--- Task directions ---
In the following material, identify every line holding the string "λειτουργούν" and return it.

--- BEGIN Record set ---

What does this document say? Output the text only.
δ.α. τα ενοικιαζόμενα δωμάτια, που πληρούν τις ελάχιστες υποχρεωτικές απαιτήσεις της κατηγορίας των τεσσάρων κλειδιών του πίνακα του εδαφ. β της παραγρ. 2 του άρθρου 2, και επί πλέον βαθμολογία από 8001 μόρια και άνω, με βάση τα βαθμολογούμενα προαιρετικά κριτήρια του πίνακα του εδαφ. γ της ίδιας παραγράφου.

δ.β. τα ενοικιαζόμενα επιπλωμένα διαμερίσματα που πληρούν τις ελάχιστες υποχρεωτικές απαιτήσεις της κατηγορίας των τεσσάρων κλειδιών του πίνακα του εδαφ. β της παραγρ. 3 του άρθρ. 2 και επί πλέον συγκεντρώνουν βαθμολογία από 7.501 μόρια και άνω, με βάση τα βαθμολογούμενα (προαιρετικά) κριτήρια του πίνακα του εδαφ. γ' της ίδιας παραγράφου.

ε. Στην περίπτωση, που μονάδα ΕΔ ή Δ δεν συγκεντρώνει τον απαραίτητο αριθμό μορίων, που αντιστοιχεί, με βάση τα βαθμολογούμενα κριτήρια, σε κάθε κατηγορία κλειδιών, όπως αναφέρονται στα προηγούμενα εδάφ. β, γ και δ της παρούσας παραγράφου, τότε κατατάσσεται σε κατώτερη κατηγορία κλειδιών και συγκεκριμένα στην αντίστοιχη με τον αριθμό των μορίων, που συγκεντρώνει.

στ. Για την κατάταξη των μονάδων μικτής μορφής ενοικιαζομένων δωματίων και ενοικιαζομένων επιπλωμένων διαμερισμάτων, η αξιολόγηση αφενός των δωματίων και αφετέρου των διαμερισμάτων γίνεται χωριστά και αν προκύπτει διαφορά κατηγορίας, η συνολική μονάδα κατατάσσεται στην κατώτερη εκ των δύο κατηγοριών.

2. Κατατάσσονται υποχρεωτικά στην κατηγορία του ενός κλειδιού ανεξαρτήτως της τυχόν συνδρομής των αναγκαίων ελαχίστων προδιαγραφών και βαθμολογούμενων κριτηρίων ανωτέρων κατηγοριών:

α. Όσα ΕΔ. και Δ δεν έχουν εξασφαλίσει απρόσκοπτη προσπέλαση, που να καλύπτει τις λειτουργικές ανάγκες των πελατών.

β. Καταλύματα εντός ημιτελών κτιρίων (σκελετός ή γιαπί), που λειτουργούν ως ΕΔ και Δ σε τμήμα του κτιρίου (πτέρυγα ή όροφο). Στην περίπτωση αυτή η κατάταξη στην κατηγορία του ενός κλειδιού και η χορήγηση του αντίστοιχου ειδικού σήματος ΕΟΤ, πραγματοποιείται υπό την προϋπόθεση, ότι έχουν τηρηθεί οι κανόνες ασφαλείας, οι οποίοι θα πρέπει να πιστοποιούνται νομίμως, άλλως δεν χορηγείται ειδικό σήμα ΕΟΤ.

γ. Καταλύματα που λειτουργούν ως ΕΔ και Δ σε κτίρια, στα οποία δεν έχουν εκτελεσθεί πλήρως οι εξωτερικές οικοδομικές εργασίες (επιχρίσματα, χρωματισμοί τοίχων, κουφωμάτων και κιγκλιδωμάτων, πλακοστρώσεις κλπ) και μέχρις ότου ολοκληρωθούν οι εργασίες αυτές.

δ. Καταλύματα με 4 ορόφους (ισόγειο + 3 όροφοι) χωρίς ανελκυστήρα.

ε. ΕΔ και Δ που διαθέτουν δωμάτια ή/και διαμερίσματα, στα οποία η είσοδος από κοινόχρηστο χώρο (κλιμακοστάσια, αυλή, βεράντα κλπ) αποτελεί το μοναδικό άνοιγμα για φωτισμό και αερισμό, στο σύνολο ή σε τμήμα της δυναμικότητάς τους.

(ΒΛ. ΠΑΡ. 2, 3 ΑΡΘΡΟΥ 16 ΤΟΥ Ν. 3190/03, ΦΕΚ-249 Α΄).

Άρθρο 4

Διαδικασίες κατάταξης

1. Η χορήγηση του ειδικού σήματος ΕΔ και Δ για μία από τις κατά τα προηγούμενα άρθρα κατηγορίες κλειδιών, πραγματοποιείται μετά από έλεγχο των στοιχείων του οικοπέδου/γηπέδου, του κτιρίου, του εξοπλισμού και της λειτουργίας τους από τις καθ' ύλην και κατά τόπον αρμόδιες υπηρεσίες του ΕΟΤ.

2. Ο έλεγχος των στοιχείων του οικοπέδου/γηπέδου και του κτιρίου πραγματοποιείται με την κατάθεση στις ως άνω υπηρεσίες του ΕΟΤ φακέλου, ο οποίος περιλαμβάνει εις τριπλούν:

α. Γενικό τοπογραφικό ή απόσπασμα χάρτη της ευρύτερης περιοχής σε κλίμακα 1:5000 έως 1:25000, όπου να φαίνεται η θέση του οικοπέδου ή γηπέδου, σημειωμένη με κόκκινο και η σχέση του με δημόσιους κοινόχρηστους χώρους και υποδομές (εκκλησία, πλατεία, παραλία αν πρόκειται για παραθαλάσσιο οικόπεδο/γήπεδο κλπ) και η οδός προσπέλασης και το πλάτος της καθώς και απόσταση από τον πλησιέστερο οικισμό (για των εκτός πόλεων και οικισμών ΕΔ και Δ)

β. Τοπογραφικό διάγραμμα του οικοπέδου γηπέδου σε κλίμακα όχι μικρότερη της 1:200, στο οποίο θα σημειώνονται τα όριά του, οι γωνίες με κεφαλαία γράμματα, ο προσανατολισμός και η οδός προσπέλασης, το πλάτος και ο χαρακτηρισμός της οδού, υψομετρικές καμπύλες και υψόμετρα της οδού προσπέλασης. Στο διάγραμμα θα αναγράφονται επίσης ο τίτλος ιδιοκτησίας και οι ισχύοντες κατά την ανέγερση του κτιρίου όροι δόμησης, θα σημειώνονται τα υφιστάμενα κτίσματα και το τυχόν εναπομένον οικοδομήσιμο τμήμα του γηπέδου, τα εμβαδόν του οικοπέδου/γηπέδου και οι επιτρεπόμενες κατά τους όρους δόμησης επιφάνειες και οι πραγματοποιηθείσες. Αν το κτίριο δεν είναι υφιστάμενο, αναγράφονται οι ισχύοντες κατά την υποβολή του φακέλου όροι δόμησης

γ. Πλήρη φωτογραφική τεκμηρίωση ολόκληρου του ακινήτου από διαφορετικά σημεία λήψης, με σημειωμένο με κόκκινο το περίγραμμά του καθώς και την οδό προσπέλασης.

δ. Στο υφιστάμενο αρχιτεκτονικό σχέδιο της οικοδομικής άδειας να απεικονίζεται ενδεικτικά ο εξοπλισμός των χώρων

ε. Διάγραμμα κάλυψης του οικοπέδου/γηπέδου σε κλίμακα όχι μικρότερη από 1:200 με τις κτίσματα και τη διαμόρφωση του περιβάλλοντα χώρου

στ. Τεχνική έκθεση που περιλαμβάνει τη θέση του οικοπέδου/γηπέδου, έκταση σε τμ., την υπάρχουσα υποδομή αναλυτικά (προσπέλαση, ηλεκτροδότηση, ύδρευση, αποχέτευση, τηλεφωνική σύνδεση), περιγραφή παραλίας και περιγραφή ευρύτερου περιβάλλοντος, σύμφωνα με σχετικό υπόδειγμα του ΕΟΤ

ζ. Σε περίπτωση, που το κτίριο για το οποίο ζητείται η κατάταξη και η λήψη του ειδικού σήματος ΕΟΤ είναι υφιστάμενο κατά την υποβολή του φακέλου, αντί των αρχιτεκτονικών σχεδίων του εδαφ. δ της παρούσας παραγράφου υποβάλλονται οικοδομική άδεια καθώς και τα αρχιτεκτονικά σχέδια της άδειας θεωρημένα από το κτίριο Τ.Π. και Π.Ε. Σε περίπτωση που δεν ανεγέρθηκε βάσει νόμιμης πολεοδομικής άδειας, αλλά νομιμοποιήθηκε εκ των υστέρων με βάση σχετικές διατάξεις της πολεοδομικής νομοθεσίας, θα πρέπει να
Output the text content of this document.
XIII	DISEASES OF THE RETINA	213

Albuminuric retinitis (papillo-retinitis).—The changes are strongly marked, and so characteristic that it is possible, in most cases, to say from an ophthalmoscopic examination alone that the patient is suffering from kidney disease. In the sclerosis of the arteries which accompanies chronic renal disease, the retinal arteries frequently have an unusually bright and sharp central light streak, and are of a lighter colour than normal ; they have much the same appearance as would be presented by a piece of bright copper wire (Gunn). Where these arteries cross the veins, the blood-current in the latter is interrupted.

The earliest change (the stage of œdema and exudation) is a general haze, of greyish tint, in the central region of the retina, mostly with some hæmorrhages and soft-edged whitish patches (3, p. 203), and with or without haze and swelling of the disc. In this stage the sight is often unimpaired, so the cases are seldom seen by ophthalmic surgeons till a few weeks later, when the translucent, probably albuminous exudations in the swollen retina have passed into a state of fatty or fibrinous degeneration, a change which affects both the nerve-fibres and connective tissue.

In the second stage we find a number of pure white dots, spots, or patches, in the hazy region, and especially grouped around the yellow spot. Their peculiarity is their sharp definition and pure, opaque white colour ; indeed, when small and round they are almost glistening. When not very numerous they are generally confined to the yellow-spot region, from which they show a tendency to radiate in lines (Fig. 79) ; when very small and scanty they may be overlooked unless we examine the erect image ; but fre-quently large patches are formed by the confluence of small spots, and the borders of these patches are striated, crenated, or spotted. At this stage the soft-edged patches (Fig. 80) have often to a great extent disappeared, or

--- END Record set ---

--- Answer to the task ---
β. Καταλύματα εντός ημιτελών κτιρίων (σκελετός ή γιαπί), που λειτουργούν ως ΕΔ και Δ σε τμήμα του κτιρίου (πτέρυγα ή όροφο). Στην περίπτωση αυτή η κατάταξη στην κατηγορία του ενός κλειδιού και η χορήγηση του αντίστοιχου ειδικού σήματος ΕΟΤ, πραγματοποιείται υπό την προϋπόθεση, ότι έχουν τηρηθεί οι κανόνες ασφαλείας, οι οποίοι θα πρέπει να πιστοποιούνται νομίμως, άλλως δεν χορηγείται ειδικό σήμα ΕΟΤ.
γ. Καταλύματα που λειτουργούν ως ΕΔ και Δ σε κτίρια, στα οποία δεν έχουν εκτελεσθεί πλήρως οι εξωτερικές οικοδομικές εργασίες (επιχρίσματα, χρωματισμοί τοίχων, κουφωμάτων και κιγκλιδωμάτων, πλακοστρώσεις κλπ) και μέχρις ότου ολοκληρωθούν οι εργασίες αυτές.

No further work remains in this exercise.